#### Work required:
Extract the lines that carry the string "xlabel" from the listing.
:: Extracted material
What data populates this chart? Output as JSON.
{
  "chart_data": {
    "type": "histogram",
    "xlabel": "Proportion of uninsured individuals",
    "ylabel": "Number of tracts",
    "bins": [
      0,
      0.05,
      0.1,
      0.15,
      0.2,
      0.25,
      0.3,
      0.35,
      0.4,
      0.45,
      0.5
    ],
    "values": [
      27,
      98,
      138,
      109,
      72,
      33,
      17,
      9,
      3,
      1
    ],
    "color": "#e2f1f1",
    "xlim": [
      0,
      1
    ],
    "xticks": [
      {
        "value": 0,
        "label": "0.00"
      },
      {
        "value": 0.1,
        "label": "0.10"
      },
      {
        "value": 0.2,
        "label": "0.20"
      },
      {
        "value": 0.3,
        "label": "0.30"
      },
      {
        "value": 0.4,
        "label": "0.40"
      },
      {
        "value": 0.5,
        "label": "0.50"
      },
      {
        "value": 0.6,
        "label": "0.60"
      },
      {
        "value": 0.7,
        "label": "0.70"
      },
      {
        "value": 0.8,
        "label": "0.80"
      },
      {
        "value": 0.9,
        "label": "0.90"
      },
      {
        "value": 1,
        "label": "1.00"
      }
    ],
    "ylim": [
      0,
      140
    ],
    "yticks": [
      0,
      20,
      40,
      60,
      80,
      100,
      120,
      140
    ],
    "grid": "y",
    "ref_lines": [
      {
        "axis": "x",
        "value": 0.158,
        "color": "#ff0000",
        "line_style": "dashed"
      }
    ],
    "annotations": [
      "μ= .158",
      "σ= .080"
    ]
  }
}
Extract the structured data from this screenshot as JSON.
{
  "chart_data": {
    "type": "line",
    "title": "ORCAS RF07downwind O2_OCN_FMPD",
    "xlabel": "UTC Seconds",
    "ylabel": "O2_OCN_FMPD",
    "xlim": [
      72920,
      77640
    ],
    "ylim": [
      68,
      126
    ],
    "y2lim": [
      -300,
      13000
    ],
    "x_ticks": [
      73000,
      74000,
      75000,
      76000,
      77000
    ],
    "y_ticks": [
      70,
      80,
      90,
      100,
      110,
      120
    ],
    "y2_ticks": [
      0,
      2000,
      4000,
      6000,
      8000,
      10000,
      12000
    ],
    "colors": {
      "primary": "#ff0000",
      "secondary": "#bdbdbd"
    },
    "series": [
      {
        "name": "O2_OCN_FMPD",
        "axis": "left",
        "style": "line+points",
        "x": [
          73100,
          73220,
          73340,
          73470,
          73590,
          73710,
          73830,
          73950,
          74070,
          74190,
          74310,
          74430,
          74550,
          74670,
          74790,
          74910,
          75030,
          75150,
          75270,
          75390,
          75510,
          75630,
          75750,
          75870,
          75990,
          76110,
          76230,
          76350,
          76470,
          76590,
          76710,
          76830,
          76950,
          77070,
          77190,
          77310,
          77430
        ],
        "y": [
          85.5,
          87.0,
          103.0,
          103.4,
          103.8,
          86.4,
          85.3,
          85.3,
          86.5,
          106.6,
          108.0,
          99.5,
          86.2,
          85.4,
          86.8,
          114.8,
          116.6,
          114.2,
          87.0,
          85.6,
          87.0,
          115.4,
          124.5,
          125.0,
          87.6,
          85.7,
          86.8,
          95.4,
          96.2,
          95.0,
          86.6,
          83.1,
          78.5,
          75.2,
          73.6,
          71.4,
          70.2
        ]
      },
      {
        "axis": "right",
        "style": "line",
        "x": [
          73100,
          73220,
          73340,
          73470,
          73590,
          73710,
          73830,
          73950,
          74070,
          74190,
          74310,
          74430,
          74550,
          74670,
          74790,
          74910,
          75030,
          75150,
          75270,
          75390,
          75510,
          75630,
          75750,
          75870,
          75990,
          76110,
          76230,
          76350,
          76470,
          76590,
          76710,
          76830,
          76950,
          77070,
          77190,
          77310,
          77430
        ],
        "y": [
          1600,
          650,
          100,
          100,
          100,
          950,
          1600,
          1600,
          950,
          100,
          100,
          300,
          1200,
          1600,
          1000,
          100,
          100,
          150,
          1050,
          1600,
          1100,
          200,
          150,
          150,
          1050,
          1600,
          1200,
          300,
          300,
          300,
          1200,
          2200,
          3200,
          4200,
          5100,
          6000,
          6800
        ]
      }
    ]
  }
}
::::
:: Extracted material
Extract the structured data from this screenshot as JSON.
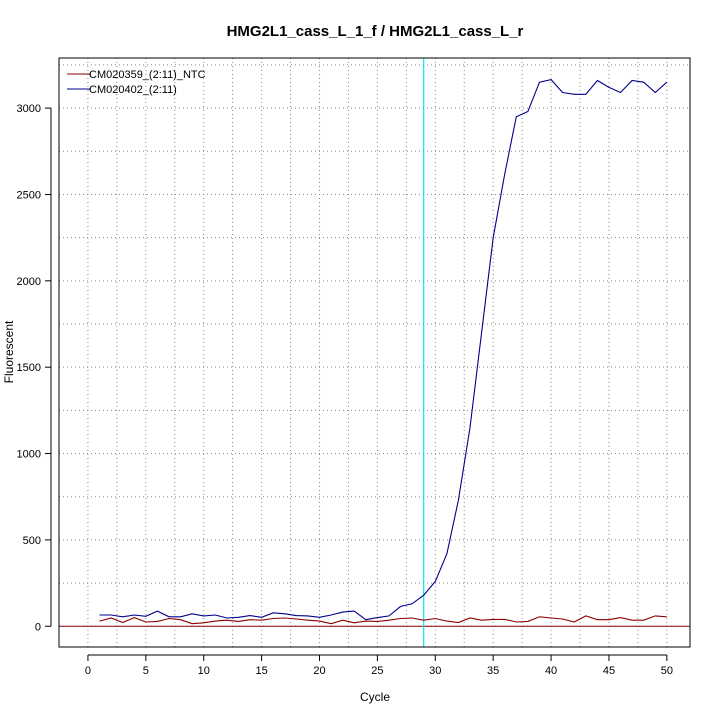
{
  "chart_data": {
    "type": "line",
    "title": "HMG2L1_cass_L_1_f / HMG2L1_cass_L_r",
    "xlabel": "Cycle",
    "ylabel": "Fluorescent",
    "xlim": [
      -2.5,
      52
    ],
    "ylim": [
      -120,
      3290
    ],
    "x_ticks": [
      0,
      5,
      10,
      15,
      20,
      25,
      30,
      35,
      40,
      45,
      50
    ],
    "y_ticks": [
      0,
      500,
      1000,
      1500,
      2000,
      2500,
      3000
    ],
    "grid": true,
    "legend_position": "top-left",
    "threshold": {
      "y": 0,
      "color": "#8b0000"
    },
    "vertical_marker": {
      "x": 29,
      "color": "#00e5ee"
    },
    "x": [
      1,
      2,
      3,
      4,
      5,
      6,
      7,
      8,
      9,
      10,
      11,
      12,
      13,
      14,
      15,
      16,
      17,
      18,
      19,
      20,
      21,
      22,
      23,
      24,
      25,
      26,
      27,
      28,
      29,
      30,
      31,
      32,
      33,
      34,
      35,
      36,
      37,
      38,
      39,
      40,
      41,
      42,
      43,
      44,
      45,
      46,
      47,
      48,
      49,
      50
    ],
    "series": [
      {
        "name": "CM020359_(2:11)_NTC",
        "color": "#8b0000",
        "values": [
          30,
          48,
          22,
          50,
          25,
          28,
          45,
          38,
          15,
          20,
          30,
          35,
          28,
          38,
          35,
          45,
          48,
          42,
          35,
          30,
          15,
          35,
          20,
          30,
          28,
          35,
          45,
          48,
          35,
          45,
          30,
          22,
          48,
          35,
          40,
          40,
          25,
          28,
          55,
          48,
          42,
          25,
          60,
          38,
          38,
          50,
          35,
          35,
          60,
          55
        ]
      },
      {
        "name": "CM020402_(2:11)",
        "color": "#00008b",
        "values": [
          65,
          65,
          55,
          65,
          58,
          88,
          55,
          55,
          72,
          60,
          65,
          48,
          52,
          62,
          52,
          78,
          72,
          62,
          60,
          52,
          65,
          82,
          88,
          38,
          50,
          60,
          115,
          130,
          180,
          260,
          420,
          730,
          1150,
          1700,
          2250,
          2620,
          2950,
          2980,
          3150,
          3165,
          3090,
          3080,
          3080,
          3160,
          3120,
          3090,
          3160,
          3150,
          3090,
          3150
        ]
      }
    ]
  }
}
::::
:: Extracted material
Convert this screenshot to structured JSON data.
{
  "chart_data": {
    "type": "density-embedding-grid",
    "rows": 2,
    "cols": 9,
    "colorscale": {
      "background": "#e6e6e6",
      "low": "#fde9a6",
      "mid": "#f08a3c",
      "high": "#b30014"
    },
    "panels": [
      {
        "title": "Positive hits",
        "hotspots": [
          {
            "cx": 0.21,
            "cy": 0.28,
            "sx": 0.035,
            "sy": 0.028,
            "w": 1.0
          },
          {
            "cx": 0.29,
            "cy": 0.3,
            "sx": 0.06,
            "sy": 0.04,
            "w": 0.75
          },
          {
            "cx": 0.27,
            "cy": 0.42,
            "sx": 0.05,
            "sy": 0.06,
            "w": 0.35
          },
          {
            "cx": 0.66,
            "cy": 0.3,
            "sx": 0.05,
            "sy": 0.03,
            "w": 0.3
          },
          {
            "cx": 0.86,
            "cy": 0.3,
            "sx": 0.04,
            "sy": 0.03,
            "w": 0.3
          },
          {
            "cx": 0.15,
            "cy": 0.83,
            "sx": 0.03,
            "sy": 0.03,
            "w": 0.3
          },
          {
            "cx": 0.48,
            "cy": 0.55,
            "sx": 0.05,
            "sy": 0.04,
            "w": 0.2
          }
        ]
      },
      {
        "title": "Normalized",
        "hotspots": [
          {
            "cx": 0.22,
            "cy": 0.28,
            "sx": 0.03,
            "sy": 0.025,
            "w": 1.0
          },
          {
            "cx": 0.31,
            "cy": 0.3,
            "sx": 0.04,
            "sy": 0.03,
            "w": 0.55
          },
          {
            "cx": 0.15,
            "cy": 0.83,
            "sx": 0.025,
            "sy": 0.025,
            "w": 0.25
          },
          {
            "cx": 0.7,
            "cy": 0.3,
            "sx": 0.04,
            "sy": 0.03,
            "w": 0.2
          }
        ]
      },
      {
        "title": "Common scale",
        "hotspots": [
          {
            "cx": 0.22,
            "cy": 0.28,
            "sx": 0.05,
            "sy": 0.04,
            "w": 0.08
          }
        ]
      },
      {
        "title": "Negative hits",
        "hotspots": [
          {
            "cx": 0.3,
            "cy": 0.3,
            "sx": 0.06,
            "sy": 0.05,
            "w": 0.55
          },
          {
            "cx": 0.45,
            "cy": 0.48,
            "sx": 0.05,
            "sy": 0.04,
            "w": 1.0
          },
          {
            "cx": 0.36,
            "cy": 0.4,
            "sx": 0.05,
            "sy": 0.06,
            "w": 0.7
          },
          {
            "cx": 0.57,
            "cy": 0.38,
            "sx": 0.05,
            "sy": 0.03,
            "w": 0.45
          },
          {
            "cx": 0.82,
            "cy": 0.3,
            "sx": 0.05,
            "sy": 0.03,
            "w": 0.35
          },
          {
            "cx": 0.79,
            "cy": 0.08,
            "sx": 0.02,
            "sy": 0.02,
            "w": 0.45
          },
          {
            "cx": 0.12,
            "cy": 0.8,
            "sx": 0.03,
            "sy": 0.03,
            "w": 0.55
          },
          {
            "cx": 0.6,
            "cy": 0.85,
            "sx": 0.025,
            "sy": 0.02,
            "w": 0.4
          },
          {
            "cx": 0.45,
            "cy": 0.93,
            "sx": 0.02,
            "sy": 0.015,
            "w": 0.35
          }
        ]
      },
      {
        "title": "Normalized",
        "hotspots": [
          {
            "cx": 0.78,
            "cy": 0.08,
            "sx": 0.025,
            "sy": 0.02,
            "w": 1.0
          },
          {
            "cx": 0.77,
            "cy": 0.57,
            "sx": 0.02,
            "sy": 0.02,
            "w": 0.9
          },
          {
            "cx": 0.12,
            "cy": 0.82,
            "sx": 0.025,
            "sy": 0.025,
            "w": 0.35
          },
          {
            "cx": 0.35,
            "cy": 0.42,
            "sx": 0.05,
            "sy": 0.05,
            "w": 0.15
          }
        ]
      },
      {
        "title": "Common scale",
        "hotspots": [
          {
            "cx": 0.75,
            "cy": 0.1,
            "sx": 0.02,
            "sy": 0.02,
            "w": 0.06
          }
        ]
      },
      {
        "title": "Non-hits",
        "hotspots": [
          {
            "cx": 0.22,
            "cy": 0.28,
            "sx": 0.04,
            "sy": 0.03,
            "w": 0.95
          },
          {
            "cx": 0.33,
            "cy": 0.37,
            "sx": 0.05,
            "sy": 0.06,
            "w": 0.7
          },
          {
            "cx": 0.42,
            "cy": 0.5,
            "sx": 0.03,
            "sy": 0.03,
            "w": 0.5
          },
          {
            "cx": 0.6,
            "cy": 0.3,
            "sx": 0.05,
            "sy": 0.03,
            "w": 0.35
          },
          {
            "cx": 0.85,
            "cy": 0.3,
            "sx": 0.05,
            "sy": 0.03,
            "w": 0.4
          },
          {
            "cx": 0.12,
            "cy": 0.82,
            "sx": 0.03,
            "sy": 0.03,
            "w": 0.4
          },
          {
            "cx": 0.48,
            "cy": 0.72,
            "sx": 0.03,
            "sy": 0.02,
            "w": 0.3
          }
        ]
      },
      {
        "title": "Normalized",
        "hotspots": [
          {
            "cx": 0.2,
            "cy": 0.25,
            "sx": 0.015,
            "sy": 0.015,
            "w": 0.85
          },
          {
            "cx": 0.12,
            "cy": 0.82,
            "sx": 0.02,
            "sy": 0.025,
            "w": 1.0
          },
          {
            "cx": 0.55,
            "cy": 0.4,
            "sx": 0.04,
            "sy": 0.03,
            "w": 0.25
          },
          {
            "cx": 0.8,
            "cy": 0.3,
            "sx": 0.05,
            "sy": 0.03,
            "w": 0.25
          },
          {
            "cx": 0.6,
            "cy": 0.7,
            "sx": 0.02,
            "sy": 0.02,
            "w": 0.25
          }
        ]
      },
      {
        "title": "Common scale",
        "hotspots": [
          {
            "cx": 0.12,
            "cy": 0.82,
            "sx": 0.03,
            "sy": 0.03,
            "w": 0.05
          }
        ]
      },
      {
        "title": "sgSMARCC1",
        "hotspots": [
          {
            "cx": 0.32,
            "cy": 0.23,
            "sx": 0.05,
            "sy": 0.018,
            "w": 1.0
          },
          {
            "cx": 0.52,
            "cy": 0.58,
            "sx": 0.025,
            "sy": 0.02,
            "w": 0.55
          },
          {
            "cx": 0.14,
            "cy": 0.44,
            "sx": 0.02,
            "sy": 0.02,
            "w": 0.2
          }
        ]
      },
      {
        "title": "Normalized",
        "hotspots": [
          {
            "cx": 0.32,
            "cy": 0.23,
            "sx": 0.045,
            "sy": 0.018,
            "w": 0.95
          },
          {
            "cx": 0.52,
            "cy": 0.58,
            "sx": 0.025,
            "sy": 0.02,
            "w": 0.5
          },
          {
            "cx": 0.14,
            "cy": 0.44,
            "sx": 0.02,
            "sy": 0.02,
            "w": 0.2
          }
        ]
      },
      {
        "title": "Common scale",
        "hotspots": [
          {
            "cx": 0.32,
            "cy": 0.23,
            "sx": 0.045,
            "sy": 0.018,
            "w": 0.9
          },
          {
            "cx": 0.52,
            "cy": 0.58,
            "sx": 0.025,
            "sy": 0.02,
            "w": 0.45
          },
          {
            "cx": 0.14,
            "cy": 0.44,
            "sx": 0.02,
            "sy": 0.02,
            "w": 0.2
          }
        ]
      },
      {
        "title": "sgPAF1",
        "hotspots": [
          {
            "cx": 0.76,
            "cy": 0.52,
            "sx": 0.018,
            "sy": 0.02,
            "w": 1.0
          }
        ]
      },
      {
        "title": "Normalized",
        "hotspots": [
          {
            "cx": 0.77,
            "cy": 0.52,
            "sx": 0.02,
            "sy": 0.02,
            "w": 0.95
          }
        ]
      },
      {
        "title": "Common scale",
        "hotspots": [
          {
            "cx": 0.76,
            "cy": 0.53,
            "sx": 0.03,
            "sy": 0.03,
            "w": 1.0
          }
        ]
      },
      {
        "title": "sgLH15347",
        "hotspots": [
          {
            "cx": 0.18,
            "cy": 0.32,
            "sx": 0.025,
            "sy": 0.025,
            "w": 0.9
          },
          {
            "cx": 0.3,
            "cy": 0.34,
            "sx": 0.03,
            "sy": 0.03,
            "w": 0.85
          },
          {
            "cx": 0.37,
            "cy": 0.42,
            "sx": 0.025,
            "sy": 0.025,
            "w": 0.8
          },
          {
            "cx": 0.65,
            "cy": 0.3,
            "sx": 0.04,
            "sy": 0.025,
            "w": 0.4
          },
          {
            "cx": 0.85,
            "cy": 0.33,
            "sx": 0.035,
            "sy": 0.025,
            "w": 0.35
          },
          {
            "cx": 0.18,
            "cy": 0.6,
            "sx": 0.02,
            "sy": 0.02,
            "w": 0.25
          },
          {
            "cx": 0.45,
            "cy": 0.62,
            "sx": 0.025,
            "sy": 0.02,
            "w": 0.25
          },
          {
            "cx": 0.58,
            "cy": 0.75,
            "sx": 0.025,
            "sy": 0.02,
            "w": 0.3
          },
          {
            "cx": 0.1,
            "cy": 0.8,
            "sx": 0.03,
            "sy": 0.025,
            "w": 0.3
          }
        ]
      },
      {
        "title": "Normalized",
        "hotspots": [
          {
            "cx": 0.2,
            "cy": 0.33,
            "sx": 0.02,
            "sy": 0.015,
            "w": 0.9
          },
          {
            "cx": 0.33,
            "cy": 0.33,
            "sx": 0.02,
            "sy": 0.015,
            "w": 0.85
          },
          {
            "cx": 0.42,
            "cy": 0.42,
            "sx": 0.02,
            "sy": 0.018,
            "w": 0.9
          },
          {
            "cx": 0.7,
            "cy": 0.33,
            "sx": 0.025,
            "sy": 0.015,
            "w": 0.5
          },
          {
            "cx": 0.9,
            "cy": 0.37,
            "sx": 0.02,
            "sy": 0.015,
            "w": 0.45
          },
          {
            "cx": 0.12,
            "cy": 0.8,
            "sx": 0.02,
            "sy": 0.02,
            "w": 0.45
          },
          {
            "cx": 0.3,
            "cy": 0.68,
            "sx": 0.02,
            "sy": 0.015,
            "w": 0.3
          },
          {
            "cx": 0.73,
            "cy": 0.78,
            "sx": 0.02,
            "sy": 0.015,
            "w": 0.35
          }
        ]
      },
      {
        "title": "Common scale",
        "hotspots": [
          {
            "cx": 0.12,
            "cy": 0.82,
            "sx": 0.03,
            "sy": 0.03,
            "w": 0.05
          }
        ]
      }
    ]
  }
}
::::
#### Output of the exercise:
    "xlabel": "Proportion of uninsured individuals",
    "xlabel": "UTC Seconds",
    "xlabel": "Cycle",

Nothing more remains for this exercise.